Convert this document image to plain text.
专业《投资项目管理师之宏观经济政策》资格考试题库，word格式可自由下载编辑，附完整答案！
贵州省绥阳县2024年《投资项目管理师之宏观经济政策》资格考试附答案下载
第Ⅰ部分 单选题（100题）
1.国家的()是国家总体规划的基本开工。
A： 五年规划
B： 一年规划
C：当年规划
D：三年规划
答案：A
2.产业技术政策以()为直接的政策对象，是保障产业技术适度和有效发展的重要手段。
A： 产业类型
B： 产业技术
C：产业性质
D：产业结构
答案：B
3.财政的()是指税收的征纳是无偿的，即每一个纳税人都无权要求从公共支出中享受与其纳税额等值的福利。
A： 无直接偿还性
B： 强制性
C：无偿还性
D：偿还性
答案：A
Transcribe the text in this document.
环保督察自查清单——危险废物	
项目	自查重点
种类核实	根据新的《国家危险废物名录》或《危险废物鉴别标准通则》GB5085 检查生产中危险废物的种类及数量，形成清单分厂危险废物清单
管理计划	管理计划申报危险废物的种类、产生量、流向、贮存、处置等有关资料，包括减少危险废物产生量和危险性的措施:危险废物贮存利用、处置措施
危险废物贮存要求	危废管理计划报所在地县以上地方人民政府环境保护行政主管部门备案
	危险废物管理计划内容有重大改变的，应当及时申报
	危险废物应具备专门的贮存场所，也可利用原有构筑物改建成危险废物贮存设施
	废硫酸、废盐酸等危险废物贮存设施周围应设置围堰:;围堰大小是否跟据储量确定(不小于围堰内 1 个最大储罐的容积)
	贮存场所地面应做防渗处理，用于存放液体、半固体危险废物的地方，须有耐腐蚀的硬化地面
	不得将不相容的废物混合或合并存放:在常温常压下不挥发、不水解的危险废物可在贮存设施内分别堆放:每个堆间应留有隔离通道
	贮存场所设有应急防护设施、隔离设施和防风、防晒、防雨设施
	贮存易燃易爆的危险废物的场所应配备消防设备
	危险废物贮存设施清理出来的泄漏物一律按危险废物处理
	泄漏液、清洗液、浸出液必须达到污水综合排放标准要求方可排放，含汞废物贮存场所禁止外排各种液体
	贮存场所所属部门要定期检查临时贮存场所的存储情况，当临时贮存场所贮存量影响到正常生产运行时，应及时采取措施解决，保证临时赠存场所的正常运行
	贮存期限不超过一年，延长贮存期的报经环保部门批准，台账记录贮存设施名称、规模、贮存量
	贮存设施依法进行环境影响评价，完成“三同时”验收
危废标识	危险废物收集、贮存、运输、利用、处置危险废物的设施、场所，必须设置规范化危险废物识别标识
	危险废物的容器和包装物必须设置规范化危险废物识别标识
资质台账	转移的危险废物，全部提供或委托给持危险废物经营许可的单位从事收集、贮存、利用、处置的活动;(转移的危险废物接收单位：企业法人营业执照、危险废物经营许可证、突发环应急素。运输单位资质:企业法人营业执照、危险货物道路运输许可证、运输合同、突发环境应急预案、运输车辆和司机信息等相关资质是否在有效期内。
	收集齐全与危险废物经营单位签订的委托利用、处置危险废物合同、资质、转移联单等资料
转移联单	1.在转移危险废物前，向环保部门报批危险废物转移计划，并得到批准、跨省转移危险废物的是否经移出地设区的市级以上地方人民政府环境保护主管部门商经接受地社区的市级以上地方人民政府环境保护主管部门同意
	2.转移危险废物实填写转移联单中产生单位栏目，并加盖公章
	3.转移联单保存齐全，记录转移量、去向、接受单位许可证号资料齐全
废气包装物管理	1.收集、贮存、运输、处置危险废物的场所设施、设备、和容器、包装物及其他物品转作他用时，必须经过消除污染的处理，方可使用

Exercise goal:
Copy out each line of the data containing the string "this".

Worked answer:
Convert this document image to plain text.
Transcribe the text in this document.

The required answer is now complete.